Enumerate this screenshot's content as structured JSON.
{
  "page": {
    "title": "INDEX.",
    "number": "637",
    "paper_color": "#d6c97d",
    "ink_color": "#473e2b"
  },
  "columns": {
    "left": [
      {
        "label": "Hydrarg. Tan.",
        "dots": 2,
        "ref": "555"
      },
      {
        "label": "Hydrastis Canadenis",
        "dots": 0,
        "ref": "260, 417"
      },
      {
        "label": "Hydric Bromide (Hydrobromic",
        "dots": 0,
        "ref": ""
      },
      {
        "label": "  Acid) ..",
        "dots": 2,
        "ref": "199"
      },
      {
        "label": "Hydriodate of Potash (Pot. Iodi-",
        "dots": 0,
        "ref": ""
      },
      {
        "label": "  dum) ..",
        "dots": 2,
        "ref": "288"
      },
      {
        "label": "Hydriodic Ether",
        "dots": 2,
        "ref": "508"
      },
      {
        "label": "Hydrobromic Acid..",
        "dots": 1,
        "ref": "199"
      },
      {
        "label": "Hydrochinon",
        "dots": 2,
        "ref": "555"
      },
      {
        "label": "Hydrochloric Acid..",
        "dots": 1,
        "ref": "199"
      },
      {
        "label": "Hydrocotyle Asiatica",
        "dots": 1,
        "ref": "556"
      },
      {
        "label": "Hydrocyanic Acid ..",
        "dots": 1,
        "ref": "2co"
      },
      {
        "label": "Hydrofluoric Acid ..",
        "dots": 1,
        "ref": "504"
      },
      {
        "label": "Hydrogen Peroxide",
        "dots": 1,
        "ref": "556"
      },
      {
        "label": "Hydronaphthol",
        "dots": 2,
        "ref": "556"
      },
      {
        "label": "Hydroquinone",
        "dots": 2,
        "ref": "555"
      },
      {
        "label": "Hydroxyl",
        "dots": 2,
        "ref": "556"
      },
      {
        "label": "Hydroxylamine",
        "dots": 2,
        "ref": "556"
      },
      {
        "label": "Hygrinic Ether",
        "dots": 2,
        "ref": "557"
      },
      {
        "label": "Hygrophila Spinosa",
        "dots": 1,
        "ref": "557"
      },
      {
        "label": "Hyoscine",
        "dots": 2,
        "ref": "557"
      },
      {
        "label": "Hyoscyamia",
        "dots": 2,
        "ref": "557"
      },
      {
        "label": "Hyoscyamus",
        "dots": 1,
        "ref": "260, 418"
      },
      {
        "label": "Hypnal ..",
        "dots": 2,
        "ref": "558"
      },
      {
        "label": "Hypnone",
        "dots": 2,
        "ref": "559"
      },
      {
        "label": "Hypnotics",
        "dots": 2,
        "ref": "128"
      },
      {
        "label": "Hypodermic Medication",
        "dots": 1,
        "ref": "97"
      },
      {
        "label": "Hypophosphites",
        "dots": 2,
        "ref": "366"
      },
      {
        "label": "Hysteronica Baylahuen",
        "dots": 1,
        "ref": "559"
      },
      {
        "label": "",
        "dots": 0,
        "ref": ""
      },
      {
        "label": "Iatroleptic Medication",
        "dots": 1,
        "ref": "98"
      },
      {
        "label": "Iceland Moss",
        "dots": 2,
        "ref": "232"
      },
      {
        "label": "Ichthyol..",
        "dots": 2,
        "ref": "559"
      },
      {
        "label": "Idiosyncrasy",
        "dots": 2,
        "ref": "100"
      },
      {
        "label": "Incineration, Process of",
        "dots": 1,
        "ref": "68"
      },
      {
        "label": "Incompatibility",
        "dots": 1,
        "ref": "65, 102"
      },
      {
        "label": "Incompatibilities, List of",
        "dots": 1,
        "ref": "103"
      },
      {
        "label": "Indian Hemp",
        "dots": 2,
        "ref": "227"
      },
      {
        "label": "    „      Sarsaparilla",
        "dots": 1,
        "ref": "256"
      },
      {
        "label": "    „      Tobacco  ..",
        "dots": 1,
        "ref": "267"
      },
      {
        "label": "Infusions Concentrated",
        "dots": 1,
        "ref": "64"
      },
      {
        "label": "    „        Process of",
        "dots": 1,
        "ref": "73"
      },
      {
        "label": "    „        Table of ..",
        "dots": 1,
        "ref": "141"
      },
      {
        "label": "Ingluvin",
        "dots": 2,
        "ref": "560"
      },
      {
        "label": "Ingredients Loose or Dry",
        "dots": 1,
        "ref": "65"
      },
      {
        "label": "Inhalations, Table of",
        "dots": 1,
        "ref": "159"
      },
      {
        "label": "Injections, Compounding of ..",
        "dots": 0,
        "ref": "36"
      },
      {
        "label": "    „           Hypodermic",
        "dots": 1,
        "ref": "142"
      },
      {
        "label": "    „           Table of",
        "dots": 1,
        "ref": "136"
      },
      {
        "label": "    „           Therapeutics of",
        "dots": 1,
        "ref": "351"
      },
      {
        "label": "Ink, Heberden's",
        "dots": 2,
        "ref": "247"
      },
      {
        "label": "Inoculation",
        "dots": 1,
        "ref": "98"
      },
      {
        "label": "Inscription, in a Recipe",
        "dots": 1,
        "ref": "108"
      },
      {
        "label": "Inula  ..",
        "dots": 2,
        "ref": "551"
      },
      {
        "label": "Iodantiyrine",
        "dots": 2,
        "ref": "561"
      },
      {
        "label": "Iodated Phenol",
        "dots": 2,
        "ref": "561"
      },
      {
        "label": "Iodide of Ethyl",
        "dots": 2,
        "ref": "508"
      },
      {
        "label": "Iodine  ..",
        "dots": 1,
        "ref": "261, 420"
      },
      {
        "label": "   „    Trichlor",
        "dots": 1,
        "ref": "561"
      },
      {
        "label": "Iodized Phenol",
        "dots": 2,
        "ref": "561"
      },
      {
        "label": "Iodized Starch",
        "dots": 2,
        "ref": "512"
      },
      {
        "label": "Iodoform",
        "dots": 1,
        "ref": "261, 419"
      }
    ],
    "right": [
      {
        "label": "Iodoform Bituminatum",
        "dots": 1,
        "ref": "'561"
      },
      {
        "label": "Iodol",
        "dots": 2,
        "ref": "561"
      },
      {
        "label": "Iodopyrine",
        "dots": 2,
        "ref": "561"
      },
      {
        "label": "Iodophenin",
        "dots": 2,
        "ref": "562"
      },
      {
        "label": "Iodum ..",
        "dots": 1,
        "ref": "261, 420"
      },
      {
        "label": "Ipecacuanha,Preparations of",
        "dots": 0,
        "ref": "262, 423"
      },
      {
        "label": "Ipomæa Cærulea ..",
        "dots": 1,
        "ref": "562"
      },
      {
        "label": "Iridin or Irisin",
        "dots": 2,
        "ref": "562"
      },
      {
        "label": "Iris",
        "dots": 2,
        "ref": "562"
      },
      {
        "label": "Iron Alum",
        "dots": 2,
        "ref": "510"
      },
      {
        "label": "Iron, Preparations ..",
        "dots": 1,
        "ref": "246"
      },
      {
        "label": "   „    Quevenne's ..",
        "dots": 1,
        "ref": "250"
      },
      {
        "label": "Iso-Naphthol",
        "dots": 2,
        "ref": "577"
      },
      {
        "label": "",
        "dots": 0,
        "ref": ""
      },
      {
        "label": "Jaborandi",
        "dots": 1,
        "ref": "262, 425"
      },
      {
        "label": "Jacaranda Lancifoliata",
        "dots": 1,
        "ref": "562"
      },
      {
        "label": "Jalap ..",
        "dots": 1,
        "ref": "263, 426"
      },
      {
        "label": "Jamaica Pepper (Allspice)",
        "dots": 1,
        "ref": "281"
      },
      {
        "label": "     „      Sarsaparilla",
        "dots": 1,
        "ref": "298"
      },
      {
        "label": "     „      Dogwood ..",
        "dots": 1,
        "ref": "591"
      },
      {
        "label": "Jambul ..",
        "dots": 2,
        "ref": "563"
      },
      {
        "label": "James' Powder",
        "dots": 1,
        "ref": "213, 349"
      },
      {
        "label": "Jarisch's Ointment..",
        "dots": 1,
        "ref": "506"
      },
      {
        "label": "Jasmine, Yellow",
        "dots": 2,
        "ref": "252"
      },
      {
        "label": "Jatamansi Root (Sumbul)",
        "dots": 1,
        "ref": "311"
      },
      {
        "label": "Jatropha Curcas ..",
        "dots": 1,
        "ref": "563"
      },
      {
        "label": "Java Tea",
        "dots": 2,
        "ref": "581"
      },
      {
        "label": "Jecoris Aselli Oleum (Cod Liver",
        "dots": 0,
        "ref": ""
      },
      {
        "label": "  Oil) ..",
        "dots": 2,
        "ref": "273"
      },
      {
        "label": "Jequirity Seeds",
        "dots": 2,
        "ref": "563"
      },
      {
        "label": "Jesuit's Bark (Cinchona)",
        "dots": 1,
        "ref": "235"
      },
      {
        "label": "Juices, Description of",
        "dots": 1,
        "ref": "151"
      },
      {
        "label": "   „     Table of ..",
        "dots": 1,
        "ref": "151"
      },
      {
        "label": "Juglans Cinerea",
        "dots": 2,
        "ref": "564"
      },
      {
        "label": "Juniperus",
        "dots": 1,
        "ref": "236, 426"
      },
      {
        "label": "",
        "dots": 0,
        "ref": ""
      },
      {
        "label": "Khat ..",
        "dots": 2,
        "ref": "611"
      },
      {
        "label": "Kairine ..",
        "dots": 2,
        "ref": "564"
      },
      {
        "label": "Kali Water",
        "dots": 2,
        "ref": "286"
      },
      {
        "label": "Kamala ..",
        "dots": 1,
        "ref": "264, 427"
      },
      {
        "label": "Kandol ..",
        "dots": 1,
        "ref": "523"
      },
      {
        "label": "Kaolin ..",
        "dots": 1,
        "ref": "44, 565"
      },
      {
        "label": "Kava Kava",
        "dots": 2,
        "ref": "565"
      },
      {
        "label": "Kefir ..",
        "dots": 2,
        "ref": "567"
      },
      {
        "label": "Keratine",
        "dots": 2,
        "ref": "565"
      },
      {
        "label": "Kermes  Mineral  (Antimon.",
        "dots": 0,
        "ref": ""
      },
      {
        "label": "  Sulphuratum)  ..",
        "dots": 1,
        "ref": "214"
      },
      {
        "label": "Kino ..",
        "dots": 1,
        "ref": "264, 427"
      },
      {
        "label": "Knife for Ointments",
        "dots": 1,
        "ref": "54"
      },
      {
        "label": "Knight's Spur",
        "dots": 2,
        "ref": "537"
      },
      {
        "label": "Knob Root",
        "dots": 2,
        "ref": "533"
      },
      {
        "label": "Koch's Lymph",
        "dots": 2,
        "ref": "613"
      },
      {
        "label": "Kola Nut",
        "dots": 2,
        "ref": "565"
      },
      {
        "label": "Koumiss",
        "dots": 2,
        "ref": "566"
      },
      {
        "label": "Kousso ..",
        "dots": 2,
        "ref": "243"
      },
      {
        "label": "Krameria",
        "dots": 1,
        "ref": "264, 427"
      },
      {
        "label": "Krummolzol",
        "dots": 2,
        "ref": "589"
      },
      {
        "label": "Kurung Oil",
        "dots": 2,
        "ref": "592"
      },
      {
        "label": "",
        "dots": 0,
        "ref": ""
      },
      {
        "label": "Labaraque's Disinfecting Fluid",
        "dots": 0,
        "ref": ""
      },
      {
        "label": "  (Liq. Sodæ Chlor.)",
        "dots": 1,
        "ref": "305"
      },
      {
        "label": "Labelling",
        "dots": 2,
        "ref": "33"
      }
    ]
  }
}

───

Requirements »
Each line that has the word "Ether" counts once. How many such lines are in the data? Give the number alone.

Result for this exercise »
2